__Aim of the task__: Every line of the material is to be repeated exactly as it stands.

Items from a figure collection
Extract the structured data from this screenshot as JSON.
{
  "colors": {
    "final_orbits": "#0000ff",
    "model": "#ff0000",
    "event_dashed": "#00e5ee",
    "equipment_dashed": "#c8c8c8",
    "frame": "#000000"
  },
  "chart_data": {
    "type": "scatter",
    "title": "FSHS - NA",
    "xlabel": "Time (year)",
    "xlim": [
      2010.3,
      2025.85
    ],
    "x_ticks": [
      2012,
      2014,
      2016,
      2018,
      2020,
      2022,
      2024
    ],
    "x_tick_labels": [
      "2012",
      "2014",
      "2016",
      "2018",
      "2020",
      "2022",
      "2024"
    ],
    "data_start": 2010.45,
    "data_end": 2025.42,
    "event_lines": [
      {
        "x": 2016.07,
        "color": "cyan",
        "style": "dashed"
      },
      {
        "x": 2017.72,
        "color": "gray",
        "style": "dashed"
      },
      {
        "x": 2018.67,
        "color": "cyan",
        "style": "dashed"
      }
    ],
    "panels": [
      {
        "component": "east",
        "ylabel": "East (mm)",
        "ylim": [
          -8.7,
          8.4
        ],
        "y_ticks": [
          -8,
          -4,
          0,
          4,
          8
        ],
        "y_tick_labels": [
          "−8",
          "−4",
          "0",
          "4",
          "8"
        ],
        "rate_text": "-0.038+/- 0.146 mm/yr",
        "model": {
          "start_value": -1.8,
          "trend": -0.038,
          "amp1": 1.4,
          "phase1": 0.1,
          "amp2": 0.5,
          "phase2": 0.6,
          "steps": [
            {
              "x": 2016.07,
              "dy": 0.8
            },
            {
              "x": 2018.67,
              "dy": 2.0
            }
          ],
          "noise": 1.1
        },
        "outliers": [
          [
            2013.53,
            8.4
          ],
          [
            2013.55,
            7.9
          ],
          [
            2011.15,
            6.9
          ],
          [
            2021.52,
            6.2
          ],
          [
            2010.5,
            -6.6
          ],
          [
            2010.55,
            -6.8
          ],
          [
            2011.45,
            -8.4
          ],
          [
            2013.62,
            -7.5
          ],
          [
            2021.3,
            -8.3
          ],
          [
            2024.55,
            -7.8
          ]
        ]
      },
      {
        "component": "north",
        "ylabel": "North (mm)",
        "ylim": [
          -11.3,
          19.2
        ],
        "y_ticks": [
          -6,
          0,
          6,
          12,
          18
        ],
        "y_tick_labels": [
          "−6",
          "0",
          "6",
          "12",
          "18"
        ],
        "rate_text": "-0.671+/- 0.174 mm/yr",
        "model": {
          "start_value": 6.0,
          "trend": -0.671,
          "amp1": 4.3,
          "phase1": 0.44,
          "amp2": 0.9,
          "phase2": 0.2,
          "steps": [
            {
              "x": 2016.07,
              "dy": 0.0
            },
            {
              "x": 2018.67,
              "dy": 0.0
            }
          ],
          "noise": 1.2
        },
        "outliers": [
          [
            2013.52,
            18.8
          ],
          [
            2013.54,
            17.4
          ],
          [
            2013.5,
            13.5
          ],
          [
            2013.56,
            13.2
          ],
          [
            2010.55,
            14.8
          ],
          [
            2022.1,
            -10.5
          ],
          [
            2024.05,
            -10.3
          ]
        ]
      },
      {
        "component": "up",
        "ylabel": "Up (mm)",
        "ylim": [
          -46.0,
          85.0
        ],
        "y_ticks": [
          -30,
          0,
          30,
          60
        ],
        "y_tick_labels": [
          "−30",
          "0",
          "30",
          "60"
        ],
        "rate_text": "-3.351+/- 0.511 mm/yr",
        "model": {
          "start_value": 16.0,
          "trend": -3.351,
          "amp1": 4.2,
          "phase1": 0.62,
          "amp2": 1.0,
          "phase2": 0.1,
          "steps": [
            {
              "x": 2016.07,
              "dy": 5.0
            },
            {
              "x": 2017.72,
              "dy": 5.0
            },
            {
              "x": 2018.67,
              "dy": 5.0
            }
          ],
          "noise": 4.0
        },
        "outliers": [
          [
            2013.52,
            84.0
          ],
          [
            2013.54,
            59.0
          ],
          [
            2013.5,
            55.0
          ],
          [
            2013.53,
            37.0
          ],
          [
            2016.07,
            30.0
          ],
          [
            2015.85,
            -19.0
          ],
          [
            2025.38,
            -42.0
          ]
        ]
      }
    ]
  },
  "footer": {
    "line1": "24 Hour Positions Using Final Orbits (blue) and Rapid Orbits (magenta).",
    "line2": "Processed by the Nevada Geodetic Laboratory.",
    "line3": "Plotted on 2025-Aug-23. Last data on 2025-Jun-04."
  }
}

__Complete response__:
Extract the structured data from this screenshot as JSON.
{
  "colors": {
    "final_orbits": "#0000ff",
    "model": "#ff0000",
    "event_dashed": "#00e5ee",
    "equipment_dashed": "#c8c8c8",
    "frame": "#000000"
  },
  "chart_data": {
    "type": "scatter",
    "title": "FSHS - NA",
    "xlabel": "Time (year)",
    "xlim": [
      2010.3,
      2025.85
    ],
    "x_ticks": [
      2012,
      2014,
      2016,
      2018,
      2020,
      2022,
      2024
    ],
    "x_tick_labels": [
      "2012",
      "2014",
      "2016",
      "2018",
      "2020",
      "2022",
      "2024"
    ],
    "data_start": 2010.45,
    "data_end": 2025.42,
    "event_lines": [
      {
        "x": 2016.07,
        "color": "cyan",
        "style": "dashed"
      },
      {
        "x": 2017.72,
        "color": "gray",
        "style": "dashed"
      },
      {
        "x": 2018.67,
        "color": "cyan",
        "style": "dashed"
      }
    ],
    "panels": [
      {
        "component": "east",
        "ylabel": "East (mm)",
        "ylim": [
          -8.7,
          8.4
        ],
        "y_ticks": [
          -8,
          -4,
          0,
          4,
          8
        ],
        "y_tick_labels": [
          "−8",
          "−4",
          "0",
          "4",
          "8"
        ],
        "rate_text": "-0.038+/- 0.146 mm/yr",
        "model": {
          "start_value": -1.8,
          "trend": -0.038,
          "amp1": 1.4,
          "phase1": 0.1,
          "amp2": 0.5,
          "phase2": 0.6,
          "steps": [
            {
              "x": 2016.07,
              "dy": 0.8
            },
            {
              "x": 2018.67,
              "dy": 2.0
            }
          ],
          "noise": 1.1
        },
        "outliers": [
          [
            2013.53,
            8.4
          ],
          [
            2013.55,
            7.9
          ],
          [
            2011.15,
            6.9
          ],
          [
            2021.52,
            6.2
          ],
          [
            2010.5,
            -6.6
          ],
          [
            2010.55,
            -6.8
          ],
          [
            2011.45,
            -8.4
          ],
          [
            2013.62,
            -7.5
          ],
          [
            2021.3,
            -8.3
          ],
          [
            2024.55,
            -7.8
          ]
        ]
      },
      {
        "component": "north",
        "ylabel": "North (mm)",
        "ylim": [
          -11.3,
          19.2
        ],
        "y_ticks": [
          -6,
          0,
          6,
          12,
          18
        ],
        "y_tick_labels": [
          "−6",
          "0",
          "6",
          "12",
          "18"
        ],
        "rate_text": "-0.671+/- 0.174 mm/yr",
        "model": {
          "start_value": 6.0,
          "trend": -0.671,
          "amp1": 4.3,
          "phase1": 0.44,
          "amp2": 0.9,
          "phase2": 0.2,
          "steps": [
            {
              "x": 2016.07,
              "dy": 0.0
            },
            {
              "x": 2018.67,
              "dy": 0.0
            }
          ],
          "noise": 1.2
        },
        "outliers": [
          [
            2013.52,
            18.8
          ],
          [
            2013.54,
            17.4
          ],
          [
            2013.5,
            13.5
          ],
          [
            2013.56,
            13.2
          ],
          [
            2010.55,
            14.8
          ],
          [
            2022.1,
            -10.5
          ],
          [
            2024.05,
            -10.3
          ]
        ]
      },
      {
        "component": "up",
        "ylabel": "Up (mm)",
        "ylim": [
          -46.0,
          85.0
        ],
        "y_ticks": [
          -30,
          0,
          30,
          60
        ],
        "y_tick_labels": [
          "−30",
          "0",
          "30",
          "60"
        ],
        "rate_text": "-3.351+/- 0.511 mm/yr",
        "model": {
          "start_value": 16.0,
          "trend": -3.351,
          "amp1": 4.2,
          "phase1": 0.62,
          "amp2": 1.0,
          "phase2": 0.1,
          "steps": [
            {
              "x": 2016.07,
              "dy": 5.0
            },
            {
              "x": 2017.72,
              "dy": 5.0
            },
            {
              "x": 2018.67,
              "dy": 5.0
            }
          ],
          "noise": 4.0
        },
        "outliers": [
          [
            2013.52,
            84.0
          ],
          [
            2013.54,
            59.0
          ],
          [
            2013.5,
            55.0
          ],
          [
            2013.53,
            37.0
          ],
          [
            2016.07,
            30.0
          ],
          [
            2015.85,
            -19.0
          ],
          [
            2025.38,
            -42.0
          ]
        ]
      }
    ]
  },
  "footer": {
    "line1": "24 Hour Positions Using Final Orbits (blue) and Rapid Orbits (magenta).",
    "line2": "Processed by the Nevada Geodetic Laboratory.",
    "line3": "Plotted on 2025-Aug-23. Last data on 2025-Jun-04."
  }
}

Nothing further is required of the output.